[Data entries]
----
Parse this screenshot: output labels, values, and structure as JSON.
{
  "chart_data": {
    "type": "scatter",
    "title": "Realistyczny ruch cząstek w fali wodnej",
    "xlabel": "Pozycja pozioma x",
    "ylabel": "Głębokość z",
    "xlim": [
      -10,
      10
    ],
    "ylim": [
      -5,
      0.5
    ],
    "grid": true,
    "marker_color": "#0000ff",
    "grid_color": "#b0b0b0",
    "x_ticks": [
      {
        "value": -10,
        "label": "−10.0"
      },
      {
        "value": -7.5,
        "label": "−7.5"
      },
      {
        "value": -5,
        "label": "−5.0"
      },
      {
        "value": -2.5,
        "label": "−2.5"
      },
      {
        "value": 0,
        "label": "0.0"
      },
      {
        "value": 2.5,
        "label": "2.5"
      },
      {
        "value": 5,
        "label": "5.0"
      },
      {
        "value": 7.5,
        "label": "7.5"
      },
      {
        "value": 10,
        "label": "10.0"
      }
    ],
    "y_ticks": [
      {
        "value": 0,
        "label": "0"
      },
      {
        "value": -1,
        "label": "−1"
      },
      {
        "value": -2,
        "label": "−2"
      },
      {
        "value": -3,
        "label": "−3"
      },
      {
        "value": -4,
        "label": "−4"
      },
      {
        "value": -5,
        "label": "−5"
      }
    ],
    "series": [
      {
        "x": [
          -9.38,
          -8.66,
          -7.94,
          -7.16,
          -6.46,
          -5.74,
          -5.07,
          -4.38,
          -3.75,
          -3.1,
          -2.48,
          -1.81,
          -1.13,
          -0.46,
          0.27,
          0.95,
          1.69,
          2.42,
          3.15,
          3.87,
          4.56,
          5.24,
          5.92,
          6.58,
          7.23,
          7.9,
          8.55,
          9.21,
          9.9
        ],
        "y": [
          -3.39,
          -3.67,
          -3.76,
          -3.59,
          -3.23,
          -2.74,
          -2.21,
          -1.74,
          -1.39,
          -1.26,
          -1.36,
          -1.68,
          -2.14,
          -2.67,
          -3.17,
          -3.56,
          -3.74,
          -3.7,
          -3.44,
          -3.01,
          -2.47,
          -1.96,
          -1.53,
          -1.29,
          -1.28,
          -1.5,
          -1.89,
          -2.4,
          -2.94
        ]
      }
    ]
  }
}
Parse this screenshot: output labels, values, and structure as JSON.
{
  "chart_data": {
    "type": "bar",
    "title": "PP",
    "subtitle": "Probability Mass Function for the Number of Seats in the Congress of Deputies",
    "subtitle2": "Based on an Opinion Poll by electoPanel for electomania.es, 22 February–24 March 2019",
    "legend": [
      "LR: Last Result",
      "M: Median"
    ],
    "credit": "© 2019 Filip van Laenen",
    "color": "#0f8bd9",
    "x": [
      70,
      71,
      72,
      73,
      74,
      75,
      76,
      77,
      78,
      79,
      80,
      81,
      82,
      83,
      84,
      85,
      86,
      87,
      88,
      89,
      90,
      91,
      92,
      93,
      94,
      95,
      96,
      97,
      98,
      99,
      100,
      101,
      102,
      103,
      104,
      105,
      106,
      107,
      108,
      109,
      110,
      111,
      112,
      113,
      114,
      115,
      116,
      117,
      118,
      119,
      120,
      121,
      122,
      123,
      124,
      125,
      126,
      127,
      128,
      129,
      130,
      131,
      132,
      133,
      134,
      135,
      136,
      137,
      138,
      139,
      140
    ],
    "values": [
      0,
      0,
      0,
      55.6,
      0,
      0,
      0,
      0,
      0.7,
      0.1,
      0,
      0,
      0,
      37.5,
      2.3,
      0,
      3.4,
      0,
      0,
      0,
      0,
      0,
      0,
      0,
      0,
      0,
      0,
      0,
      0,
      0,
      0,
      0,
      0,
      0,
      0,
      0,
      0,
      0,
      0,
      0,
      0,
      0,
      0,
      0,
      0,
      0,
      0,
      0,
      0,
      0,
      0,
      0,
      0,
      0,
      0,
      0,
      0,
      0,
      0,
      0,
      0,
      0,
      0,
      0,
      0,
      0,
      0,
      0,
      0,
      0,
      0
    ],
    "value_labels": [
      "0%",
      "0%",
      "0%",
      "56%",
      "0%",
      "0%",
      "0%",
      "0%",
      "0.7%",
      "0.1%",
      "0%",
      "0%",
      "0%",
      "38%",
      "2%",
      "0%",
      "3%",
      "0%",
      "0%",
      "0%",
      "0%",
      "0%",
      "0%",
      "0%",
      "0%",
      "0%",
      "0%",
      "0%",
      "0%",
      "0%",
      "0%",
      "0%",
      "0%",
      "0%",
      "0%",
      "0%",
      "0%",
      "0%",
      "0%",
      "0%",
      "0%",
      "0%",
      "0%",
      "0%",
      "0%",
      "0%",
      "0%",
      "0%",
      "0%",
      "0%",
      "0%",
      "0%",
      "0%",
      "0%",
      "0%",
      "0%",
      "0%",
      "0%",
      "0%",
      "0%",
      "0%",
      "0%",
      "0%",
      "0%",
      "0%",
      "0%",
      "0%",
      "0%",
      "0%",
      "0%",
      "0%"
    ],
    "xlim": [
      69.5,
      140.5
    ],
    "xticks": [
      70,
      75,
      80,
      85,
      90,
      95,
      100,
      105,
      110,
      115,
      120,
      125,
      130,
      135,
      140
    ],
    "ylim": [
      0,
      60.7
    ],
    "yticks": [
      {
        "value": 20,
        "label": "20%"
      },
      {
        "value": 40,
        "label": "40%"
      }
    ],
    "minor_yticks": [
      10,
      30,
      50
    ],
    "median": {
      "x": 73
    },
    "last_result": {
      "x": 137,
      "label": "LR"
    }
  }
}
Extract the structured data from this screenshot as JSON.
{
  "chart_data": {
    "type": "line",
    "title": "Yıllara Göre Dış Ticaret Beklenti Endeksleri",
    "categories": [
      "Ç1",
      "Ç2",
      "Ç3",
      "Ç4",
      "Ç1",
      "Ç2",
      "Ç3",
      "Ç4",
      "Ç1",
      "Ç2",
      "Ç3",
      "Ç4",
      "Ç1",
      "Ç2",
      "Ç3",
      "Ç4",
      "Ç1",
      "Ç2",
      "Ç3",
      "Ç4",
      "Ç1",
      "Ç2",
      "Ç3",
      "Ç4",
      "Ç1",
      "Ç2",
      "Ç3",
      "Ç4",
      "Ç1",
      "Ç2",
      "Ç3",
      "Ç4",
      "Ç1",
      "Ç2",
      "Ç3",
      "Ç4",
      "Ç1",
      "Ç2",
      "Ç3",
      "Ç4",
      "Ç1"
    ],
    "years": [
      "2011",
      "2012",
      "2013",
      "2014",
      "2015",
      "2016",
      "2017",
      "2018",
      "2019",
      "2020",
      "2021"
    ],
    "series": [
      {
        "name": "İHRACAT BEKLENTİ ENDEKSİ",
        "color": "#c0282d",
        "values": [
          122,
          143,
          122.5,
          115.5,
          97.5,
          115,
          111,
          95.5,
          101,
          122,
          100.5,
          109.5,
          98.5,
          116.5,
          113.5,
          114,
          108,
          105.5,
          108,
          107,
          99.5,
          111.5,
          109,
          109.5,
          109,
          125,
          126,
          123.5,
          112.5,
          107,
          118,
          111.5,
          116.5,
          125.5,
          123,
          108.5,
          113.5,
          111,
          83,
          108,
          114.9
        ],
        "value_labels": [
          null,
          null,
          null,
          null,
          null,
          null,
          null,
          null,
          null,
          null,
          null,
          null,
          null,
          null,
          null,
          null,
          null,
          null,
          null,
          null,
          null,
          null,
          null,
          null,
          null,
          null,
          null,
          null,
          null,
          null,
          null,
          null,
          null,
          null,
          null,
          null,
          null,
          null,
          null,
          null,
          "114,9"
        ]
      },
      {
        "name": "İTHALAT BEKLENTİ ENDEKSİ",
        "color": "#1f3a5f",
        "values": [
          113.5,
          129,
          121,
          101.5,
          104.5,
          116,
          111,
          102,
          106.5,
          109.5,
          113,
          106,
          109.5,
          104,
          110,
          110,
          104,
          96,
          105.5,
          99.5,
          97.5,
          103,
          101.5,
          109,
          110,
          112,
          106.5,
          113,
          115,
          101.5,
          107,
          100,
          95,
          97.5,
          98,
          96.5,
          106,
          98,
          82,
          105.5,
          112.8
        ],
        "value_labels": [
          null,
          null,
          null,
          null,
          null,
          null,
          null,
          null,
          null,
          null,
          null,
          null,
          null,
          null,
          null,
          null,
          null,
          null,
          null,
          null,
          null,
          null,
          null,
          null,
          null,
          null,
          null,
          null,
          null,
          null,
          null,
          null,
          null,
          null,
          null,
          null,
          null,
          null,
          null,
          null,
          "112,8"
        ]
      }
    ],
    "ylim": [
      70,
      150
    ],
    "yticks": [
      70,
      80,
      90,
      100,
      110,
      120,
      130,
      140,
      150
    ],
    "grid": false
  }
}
----
TASK DETAILS - Determine how many lines in the records contain "ENDEKSİ", and reply with the number only.

EXERCISE OUTPUT - 2